- WHAT THE EXERCISE ASKS: Retype every entry exactly, character for character.

- DATA:
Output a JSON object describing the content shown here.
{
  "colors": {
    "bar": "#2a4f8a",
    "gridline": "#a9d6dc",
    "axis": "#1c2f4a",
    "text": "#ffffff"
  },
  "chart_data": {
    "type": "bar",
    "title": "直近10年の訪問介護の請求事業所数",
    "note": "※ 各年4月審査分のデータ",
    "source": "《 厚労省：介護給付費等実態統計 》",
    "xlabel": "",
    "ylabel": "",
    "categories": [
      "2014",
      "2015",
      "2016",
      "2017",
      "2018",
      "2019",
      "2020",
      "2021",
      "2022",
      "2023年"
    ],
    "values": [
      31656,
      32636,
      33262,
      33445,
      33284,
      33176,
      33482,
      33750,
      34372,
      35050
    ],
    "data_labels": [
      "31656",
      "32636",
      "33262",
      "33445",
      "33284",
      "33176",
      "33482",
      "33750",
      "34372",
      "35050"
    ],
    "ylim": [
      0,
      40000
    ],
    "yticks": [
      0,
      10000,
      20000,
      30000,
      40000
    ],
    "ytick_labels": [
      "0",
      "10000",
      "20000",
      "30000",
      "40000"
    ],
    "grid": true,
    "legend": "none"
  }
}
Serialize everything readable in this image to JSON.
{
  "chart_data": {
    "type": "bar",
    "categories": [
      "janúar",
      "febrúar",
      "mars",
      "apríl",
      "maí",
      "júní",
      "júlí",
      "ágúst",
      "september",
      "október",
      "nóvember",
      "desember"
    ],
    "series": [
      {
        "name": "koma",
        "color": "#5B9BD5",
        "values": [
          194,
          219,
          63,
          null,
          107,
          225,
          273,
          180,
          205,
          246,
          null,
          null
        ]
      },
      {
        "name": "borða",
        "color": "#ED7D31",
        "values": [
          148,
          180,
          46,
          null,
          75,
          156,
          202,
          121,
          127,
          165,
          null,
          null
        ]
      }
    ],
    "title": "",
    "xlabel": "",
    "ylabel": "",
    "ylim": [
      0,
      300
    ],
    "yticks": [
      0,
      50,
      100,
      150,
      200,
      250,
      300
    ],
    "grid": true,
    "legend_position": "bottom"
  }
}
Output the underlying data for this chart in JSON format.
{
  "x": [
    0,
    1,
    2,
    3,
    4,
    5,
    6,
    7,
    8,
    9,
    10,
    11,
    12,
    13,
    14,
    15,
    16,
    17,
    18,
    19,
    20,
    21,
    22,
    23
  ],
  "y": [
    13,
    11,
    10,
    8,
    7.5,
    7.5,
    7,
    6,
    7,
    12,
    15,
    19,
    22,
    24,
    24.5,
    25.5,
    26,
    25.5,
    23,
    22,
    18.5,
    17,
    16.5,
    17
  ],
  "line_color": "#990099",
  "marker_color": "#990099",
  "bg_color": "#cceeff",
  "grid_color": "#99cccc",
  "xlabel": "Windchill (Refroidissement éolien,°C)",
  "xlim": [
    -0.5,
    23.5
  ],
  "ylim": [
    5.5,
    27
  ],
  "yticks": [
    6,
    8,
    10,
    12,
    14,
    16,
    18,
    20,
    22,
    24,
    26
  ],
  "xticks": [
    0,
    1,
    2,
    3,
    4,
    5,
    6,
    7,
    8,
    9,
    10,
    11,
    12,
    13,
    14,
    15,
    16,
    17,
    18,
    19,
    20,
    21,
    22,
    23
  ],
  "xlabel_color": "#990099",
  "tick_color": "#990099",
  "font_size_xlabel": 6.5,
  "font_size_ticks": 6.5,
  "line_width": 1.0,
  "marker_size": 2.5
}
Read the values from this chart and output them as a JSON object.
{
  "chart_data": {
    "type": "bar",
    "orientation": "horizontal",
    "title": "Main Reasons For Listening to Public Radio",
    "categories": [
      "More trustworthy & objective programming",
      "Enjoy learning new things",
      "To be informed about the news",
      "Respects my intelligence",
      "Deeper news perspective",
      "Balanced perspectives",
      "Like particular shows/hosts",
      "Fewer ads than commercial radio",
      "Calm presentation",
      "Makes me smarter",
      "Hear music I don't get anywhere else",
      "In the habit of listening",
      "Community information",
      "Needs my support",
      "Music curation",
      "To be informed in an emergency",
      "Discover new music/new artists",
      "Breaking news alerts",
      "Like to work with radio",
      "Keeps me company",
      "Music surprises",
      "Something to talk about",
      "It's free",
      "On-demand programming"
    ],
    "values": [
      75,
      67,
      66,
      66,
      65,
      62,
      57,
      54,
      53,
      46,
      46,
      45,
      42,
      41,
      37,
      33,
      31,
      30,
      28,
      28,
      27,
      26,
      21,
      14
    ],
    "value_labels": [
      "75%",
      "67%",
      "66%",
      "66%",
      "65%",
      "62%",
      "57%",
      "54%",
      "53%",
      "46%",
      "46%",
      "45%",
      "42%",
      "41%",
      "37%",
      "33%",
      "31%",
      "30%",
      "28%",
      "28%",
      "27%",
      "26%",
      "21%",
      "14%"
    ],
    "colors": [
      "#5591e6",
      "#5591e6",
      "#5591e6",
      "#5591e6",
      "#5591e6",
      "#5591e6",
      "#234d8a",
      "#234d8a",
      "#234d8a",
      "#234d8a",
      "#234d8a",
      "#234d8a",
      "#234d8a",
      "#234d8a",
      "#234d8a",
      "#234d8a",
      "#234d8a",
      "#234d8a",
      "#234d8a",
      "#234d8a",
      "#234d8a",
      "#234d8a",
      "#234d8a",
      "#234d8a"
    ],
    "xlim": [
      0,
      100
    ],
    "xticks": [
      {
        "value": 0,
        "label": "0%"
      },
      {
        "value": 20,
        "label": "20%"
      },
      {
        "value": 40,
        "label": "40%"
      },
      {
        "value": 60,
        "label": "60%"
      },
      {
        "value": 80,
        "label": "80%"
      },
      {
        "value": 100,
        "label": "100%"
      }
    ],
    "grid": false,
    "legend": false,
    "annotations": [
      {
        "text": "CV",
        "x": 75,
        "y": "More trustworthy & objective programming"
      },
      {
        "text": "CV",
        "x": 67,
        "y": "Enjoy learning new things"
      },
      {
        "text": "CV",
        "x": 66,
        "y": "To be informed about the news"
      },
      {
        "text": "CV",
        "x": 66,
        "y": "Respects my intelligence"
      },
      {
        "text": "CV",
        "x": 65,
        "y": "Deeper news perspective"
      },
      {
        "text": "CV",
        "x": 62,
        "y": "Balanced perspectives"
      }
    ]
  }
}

- EXERCISE RESPONSE:
Output a JSON object describing the content shown here.
{
  "colors": {
    "bar": "#2a4f8a",
    "gridline": "#a9d6dc",
    "axis": "#1c2f4a",
    "text": "#ffffff"
  },
  "chart_data": {
    "type": "bar",
    "title": "直近10年の訪問介護の請求事業所数",
    "note": "※ 各年4月審査分のデータ",
    "source": "《 厚労省：介護給付費等実態統計 》",
    "xlabel": "",
    "ylabel": "",
    "categories": [
      "2014",
      "2015",
      "2016",
      "2017",
      "2018",
      "2019",
      "2020",
      "2021",
      "2022",
      "2023年"
    ],
    "values": [
      31656,
      32636,
      33262,
      33445,
      33284,
      33176,
      33482,
      33750,
      34372,
      35050
    ],
    "data_labels": [
      "31656",
      "32636",
      "33262",
      "33445",
      "33284",
      "33176",
      "33482",
      "33750",
      "34372",
      "35050"
    ],
    "ylim": [
      0,
      40000
    ],
    "yticks": [
      0,
      10000,
      20000,
      30000,
      40000
    ],
    "ytick_labels": [
      "0",
      "10000",
      "20000",
      "30000",
      "40000"
    ],
    "grid": true,
    "legend": "none"
  }
}
Serialize everything readable in this image to JSON.
{
  "chart_data": {
    "type": "bar",
    "categories": [
      "janúar",
      "febrúar",
      "mars",
      "apríl",
      "maí",
      "júní",
      "júlí",
      "ágúst",
      "september",
      "október",
      "nóvember",
      "desember"
    ],
    "series": [
      {
        "name": "koma",
        "color": "#5B9BD5",
        "values": [
          194,
          219,
          63,
          null,
          107,
          225,
          273,
          180,
          205,
          246,
          null,
          null
        ]
      },
      {
        "name": "borða",
        "color": "#ED7D31",
        "values": [
          148,
          180,
          46,
          null,
          75,
          156,
          202,
          121,
          127,
          165,
          null,
          null
        ]
      }
    ],
    "title": "",
    "xlabel": "",
    "ylabel": "",
    "ylim": [
      0,
      300
    ],
    "yticks": [
      0,
      50,
      100,
      150,
      200,
      250,
      300
    ],
    "grid": true,
    "legend_position": "bottom"
  }
}
Output the underlying data for this chart in JSON format.
{
  "x": [
    0,
    1,
    2,
    3,
    4,
    5,
    6,
    7,
    8,
    9,
    10,
    11,
    12,
    13,
    14,
    15,
    16,
    17,
    18,
    19,
    20,
    21,
    22,
    23
  ],
  "y": [
    13,
    11,
    10,
    8,
    7.5,
    7.5,
    7,
    6,
    7,
    12,
    15,
    19,
    22,
    24,
    24.5,
    25.5,
    26,
    25.5,
    23,
    22,
    18.5,
    17,
    16.5,
    17
  ],
  "line_color": "#990099",
  "marker_color": "#990099",
  "bg_color": "#cceeff",
  "grid_color": "#99cccc",
  "xlabel": "Windchill (Refroidissement éolien,°C)",
  "xlim": [
    -0.5,
    23.5
  ],
  "ylim": [
    5.5,
    27
  ],
  "yticks": [
    6,
    8,
    10,
    12,
    14,
    16,
    18,
    20,
    22,
    24,
    26
  ],
  "xticks": [
    0,
    1,
    2,
    3,
    4,
    5,
    6,
    7,
    8,
    9,
    10,
    11,
    12,
    13,
    14,
    15,
    16,
    17,
    18,
    19,
    20,
    21,
    22,
    23
  ],
  "xlabel_color": "#990099",
  "tick_color": "#990099",
  "font_size_xlabel": 6.5,
  "font_size_ticks": 6.5,
  "line_width": 1.0,
  "marker_size": 2.5
}
Read the values from this chart and output them as a JSON object.
{
  "chart_data": {
    "type": "bar",
    "orientation": "horizontal",
    "title": "Main Reasons For Listening to Public Radio",
    "categories": [
      "More trustworthy & objective programming",
      "Enjoy learning new things",
      "To be informed about the news",
      "Respects my intelligence",
      "Deeper news perspective",
      "Balanced perspectives",
      "Like particular shows/hosts",
      "Fewer ads than commercial radio",
      "Calm presentation",
      "Makes me smarter",
      "Hear music I don't get anywhere else",
      "In the habit of listening",
      "Community information",
      "Needs my support",
      "Music curation",
      "To be informed in an emergency",
      "Discover new music/new artists",
      "Breaking news alerts",
      "Like to work with radio",
      "Keeps me company",
      "Music surprises",
      "Something to talk about",
      "It's free",
      "On-demand programming"
    ],
    "values": [
      75,
      67,
      66,
      66,
      65,
      62,
      57,
      54,
      53,
      46,
      46,
      45,
      42,
      41,
      37,
      33,
      31,
      30,
      28,
      28,
      27,
      26,
      21,
      14
    ],
    "value_labels": [
      "75%",
      "67%",
      "66%",
      "66%",
      "65%",
      "62%",
      "57%",
      "54%",
      "53%",
      "46%",
      "46%",
      "45%",
      "42%",
      "41%",
      "37%",
      "33%",
      "31%",
      "30%",
      "28%",
      "28%",
      "27%",
      "26%",
      "21%",
      "14%"
    ],
    "colors": [
      "#5591e6",
      "#5591e6",
      "#5591e6",
      "#5591e6",
      "#5591e6",
      "#5591e6",
      "#234d8a",
      "#234d8a",
      "#234d8a",
      "#234d8a",
      "#234d8a",
      "#234d8a",
      "#234d8a",
      "#234d8a",
      "#234d8a",
      "#234d8a",
      "#234d8a",
      "#234d8a",
      "#234d8a",
      "#234d8a",
      "#234d8a",
      "#234d8a",
      "#234d8a",
      "#234d8a"
    ],
    "xlim": [
      0,
      100
    ],
    "xticks": [
      {
        "value": 0,
        "label": "0%"
      },
      {
        "value": 20,
        "label": "20%"
      },
      {
        "value": 40,
        "label": "40%"
      },
      {
        "value": 60,
        "label": "60%"
      },
      {
        "value": 80,
        "label": "80%"
      },
      {
        "value": 100,
        "label": "100%"
      }
    ],
    "grid": false,
    "legend": false,
    "annotations": [
      {
        "text": "CV",
        "x": 75,
        "y": "More trustworthy & objective programming"
      },
      {
        "text": "CV",
        "x": 67,
        "y": "Enjoy learning new things"
      },
      {
        "text": "CV",
        "x": 66,
        "y": "To be informed about the news"
      },
      {
        "text": "CV",
        "x": 66,
        "y": "Respects my intelligence"
      },
      {
        "text": "CV",
        "x": 65,
        "y": "Deeper news perspective"
      },
      {
        "text": "CV",
        "x": 62,
        "y": "Balanced perspectives"
      }
    ]
  }
}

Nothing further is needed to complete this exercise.